Required task
In the entries below, identify every line with the string "this" and copy it.

Collected data entries:

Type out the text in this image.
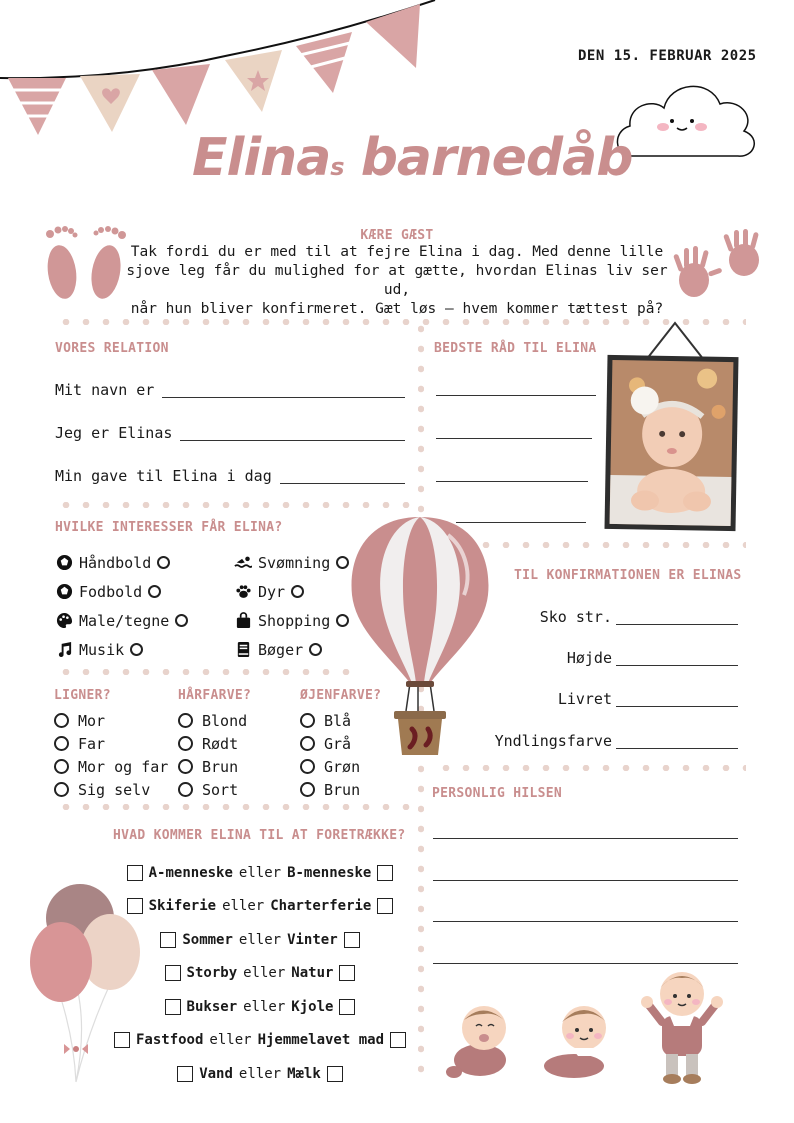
DEN 15. FEBRUAR 2025
Elinas barnedåb
KÆRE GÆST
Tak fordi du er med til at fejre Elina i dag. Med denne lille
sjove leg får du mulighed for at gætte, hvordan Elinas liv ser ud,
når hun bliver konfirmeret. Gæt løs – hvem kommer tættest på?
VORES RELATION
Mit navn er
Jeg er Elinas
Min gave til Elina i dag
BEDSTE RÅD TIL ELINA
HVILKE INTERESSER FÅR ELINA?
Håndbold
Fodbold
Male/tegne
Musik
Svømning
Dyr
Shopping
Bøger
LIGNER?
Mor
Far
Mor og far
Sig selv
HÅRFARVE?
Blond
Rødt
Brun
Sort
ØJENFARVE?
Blå
Grå
Grøn
Brun
TIL KONFIRMATIONEN ER ELINAS
Sko str.
Højde
Livret
Yndlingsfarve
PERSONLIG HILSEN
HVAD KOMMER ELINA TIL AT FORETRÆKKE?
A-menneske eller B-menneske
Skiferie eller Charterferie
Sommer eller Vinter
Storby eller Natur
Bukser eller Kjole
Fastfood eller Hjemmelavet mad
Vand eller Mælk
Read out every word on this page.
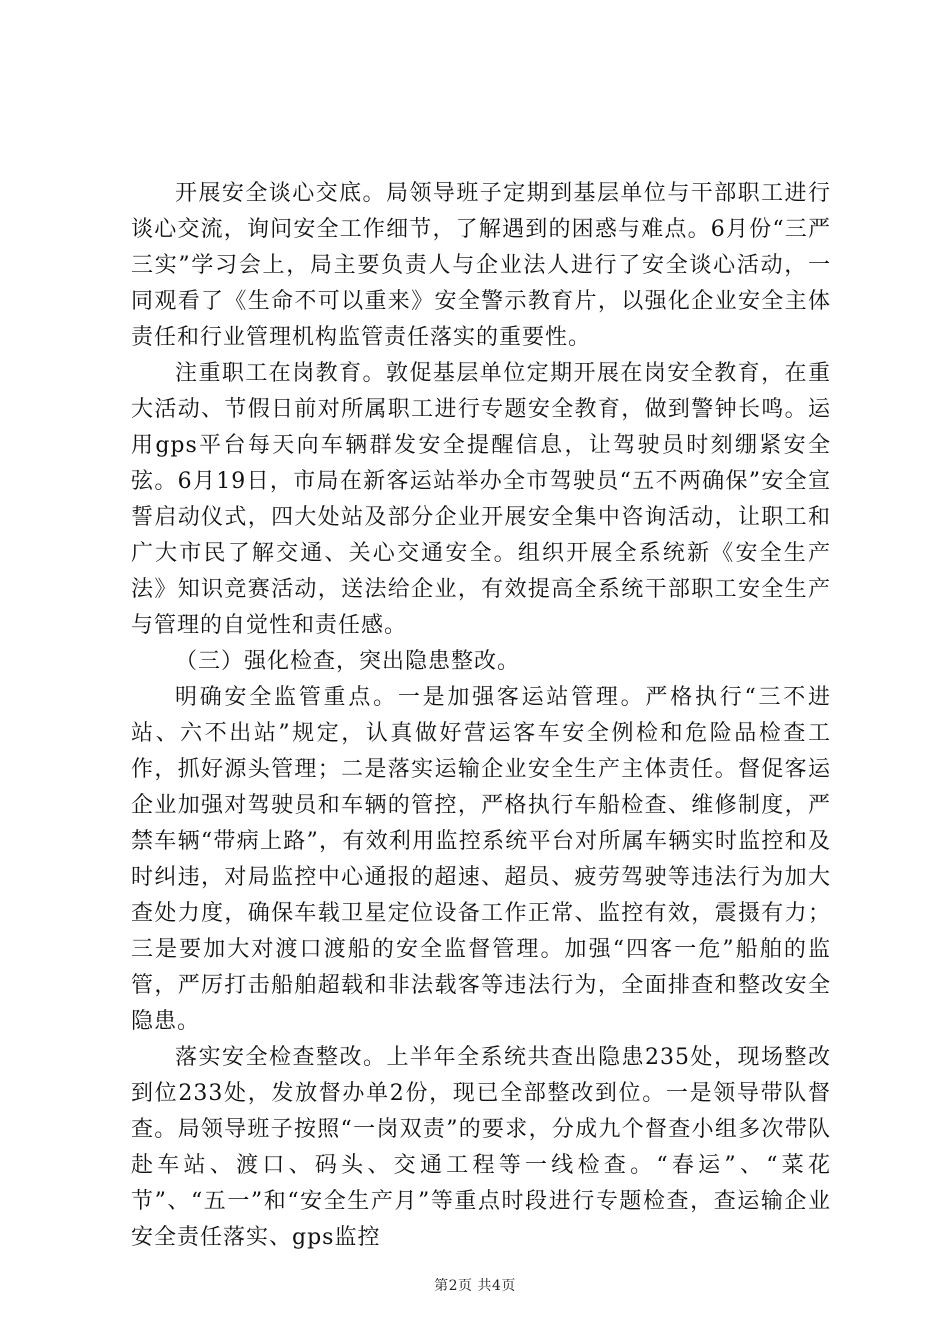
开展安全谈心交底。局领导班子定期到基层单位与干部职工进行谈心交流，询问安全工作细节，了解遇到的困惑与难点。6月份“三严三实”学习会上，局主要负责人与企业法人进行了安全谈心活动，一同观看了《生命不可以重来》安全警示教育片，以强化企业安全主体责任和行业管理机构监管责任落实的重要性。

注重职工在岗教育。敦促基层单位定期开展在岗安全教育，在重大活动、节假日前对所属职工进行专题安全教育，做到警钟长鸣。运用gps平台每天向车辆群发安全提醒信息，让驾驶员时刻绷紧安全弦。6月19日，市局在新客运站举办全市驾驶员“五不两确保”安全宣誓启动仪式，四大处站及部分企业开展安全集中咨询活动，让职工和广大市民了解交通、关心交通安全。组织开展全系统新《安全生产法》知识竞赛活动，送法给企业，有效提高全系统干部职工安全生产与管理的自觉性和责任感。

（三）强化检查，突出隐患整改。

明确安全监管重点。一是加强客运站管理。严格执行“三不进站、六不出站”规定，认真做好营运客车安全例检和危险品检查工作，抓好源头管理；二是落实运输企业安全生产主体责任。督促客运企业加强对驾驶员和车辆的管控，严格执行车船检查、维修制度，严禁车辆“带病上路”，有效利用监控系统平台对所属车辆实时监控和及时纠违，对局监控中心通报的超速、超员、疲劳驾驶等违法行为加大查处力度，确保车载卫星定位设备工作正常、监控有效，震摄有力；三是要加大对渡口渡船的安全监督管理。加强“四客一危”船舶的监管，严厉打击船舶超载和非法载客等违法行为，全面排查和整改安全隐患。

落实安全检查整改。上半年全系统共查出隐患235处，现场整改到位233处，发放督办单2份，现已全部整改到位。一是领导带队督查。局领导班子按照“一岗双责”的要求，分成九个督查小组多次带队赴车站、渡口、码头、交通工程等一线检查。“春运”、“菜花节”、“五一”和“安全生产月”等重点时段进行专题检查，查运输企业安全责任落实、gps监控

第2页 共4页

Task result
Type out the text in this image.
Read out every word on this page.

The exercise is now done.